# 課題
試合経過の文章のうち「甲府はプレスをかける時は4-4-2、守る時は5-4-1のシステムに。」から「ュートを放ちますが、枠の外。」までの部分を、「ミドルシュート」を「ロングシュート」に置き換えて書き直しなさい。

# 分析用テキスト
============
甲府はプレスをかける時は4-4-2、守る時は5-4-1のシステムに。
ジェフはサイドのスペースを消され、苦労していきます。
20分、甲府は中山が負傷交代し、平塚が入りました。
その直後、甲府の攻撃。
中盤後方からのFKのこぼれを、土屋が思い切って狙いますが、枠の外。
23分、ジェフの攻撃。
相手ボランチから高い位置でボールを奪取。
呉屋が繋いで、椿が素早くラストパスを送りますが、呉屋に合わず。
失点直後はジェフが攻める時間が続きましたが、その後は甲府も押し返し均衡状態。
39分、甲府の攻撃。
宮崎が高い位置で品田からボールを奪い返し、熊倉がミドルシュートを放ちますが、枠の外。
前半のジェフはボールを持っても、チャンスシーンを作り切れず。
甲府も良い形でカウンターに持ち込みますが、最後のところで精度を欠き、追加点を奪い切れず。
============
# 項目一覧
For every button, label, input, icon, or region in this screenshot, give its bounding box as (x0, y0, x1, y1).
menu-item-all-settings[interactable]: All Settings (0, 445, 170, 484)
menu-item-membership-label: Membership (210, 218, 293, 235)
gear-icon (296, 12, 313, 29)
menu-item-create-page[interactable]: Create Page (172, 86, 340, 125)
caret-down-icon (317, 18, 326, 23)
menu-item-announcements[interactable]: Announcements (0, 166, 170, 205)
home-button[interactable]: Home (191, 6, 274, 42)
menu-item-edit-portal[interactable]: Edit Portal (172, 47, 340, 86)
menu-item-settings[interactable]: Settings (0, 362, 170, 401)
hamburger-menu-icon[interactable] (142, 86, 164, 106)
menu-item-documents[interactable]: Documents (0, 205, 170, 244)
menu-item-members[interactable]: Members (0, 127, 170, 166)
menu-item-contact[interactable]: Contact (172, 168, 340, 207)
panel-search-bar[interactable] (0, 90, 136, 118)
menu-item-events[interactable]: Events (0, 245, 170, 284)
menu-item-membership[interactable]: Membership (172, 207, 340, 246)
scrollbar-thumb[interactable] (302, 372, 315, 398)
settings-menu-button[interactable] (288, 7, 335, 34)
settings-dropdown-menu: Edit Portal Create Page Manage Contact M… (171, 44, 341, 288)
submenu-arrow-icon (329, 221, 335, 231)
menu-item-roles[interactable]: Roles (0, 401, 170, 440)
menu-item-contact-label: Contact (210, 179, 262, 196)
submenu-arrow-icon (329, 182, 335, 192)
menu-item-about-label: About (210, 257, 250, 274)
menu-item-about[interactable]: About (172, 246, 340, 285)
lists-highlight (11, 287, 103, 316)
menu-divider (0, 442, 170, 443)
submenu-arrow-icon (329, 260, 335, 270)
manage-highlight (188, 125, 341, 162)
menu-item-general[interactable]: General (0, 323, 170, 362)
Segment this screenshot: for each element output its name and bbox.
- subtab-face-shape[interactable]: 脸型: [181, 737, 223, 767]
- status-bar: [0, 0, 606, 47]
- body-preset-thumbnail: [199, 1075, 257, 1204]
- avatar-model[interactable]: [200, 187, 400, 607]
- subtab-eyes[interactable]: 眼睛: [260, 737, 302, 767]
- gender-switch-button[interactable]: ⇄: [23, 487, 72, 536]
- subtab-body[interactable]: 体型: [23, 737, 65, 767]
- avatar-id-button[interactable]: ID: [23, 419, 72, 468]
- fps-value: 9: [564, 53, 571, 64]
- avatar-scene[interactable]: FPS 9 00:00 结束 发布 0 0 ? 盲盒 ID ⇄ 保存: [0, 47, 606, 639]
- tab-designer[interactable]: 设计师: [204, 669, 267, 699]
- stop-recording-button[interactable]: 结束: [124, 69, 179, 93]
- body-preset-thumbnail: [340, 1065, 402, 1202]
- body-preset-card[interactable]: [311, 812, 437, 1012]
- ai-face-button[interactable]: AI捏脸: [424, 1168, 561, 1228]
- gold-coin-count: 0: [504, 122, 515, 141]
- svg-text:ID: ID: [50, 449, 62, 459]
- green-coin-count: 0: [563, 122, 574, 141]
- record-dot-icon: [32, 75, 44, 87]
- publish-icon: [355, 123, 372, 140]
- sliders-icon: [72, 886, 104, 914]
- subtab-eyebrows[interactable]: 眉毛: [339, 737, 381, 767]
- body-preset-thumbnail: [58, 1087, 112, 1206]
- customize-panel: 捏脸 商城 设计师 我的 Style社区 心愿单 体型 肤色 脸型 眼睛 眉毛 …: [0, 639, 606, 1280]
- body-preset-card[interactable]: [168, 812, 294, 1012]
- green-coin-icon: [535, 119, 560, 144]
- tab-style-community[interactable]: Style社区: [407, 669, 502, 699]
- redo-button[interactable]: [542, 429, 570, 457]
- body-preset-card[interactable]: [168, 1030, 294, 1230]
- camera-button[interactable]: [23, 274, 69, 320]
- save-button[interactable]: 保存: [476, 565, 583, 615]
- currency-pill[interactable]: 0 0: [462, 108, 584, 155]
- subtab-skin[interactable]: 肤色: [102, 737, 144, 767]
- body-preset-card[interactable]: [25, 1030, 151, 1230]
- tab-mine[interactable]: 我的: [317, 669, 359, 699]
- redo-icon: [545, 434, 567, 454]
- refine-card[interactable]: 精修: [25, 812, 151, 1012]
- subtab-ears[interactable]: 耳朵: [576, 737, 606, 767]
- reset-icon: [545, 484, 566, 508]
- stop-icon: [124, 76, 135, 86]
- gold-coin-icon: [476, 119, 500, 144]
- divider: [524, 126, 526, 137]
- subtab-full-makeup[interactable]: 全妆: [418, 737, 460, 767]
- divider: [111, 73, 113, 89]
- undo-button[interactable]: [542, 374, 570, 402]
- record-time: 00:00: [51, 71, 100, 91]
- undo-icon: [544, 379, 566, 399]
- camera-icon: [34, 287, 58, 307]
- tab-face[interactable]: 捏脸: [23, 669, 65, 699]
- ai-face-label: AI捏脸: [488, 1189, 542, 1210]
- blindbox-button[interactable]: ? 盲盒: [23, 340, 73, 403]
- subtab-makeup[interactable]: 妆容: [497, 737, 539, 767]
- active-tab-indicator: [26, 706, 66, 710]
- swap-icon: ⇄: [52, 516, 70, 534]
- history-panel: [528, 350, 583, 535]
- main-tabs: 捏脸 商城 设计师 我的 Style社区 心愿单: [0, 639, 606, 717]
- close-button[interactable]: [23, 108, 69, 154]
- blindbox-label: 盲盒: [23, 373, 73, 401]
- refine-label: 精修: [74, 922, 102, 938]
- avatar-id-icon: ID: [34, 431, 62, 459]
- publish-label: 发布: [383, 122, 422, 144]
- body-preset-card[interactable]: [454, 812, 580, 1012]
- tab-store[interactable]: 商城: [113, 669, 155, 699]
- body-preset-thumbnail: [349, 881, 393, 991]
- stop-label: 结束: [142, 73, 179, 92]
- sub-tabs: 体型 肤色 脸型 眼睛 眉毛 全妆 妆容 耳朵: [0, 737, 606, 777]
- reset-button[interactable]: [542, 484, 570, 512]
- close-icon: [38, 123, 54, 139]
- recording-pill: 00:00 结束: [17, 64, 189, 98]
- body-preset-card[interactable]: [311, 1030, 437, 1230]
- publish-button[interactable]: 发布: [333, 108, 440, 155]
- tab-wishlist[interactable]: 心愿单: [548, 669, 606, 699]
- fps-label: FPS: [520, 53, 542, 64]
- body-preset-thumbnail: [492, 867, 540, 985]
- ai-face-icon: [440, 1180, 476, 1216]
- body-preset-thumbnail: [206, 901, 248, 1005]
============
# 解答
甲府はプレスをかける時は4-4-2、守る時は5-4-1のシステムに。
ジェフはサイドのスペースを消され、苦労していきます。
20分、甲府は中山が負傷交代し、平塚が入りました。
その直後、甲府の攻撃。
中盤後方からのFKのこぼれを、土屋が思い切って狙いますが、枠の外。
23分、ジェフの攻撃。
相手ボランチから高い位置でボールを奪取。
呉屋が繋いで、椿が素早くラストパスを送りますが、呉屋に合わず。
失点直後はジェフが攻める時間が続きましたが、その後は甲府も押し返し均衡状態。
39分、甲府の攻撃。
宮崎が高い位置で品田からボールを奪い返し、熊倉がロングシュートを放ちますが、枠の外。